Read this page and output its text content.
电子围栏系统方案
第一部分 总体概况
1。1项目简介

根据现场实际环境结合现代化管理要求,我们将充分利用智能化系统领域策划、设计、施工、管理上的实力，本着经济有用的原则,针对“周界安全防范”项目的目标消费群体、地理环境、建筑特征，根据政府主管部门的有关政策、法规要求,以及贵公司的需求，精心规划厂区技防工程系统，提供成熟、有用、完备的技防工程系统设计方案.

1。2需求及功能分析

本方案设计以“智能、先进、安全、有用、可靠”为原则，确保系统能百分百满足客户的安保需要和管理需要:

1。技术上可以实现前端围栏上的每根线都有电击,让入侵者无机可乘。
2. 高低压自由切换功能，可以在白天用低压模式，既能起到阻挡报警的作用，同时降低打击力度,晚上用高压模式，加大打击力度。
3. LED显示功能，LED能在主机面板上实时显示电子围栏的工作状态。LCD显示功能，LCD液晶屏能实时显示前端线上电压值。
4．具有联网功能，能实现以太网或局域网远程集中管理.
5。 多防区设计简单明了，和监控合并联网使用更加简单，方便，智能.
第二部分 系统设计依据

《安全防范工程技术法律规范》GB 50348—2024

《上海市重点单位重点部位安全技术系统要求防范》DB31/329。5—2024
--*--
• Direction: Each record should come back exactly as written.

• Expected answer:
Read this page and output its text content.
电子围栏系统方案
第一部分 总体概况
1。1项目简介

根据现场实际环境结合现代化管理要求,我们将充分利用智能化系统领域策划、设计、施工、管理上的实力，本着经济有用的原则,针对“周界安全防范”项目的目标消费群体、地理环境、建筑特征，根据政府主管部门的有关政策、法规要求,以及贵公司的需求，精心规划厂区技防工程系统，提供成熟、有用、完备的技防工程系统设计方案.

1。2需求及功能分析

本方案设计以“智能、先进、安全、有用、可靠”为原则，确保系统能百分百满足客户的安保需要和管理需要:

1。技术上可以实现前端围栏上的每根线都有电击,让入侵者无机可乘。
2. 高低压自由切换功能，可以在白天用低压模式，既能起到阻挡报警的作用，同时降低打击力度,晚上用高压模式，加大打击力度。
3. LED显示功能，LED能在主机面板上实时显示电子围栏的工作状态。LCD显示功能，LCD液晶屏能实时显示前端线上电压值。
4．具有联网功能，能实现以太网或局域网远程集中管理.
5。 多防区设计简单明了，和监控合并联网使用更加简单，方便，智能.
第二部分 系统设计依据

《安全防范工程技术法律规范》GB 50348—2024

《上海市重点单位重点部位安全技术系统要求防范》DB31/329。5—2024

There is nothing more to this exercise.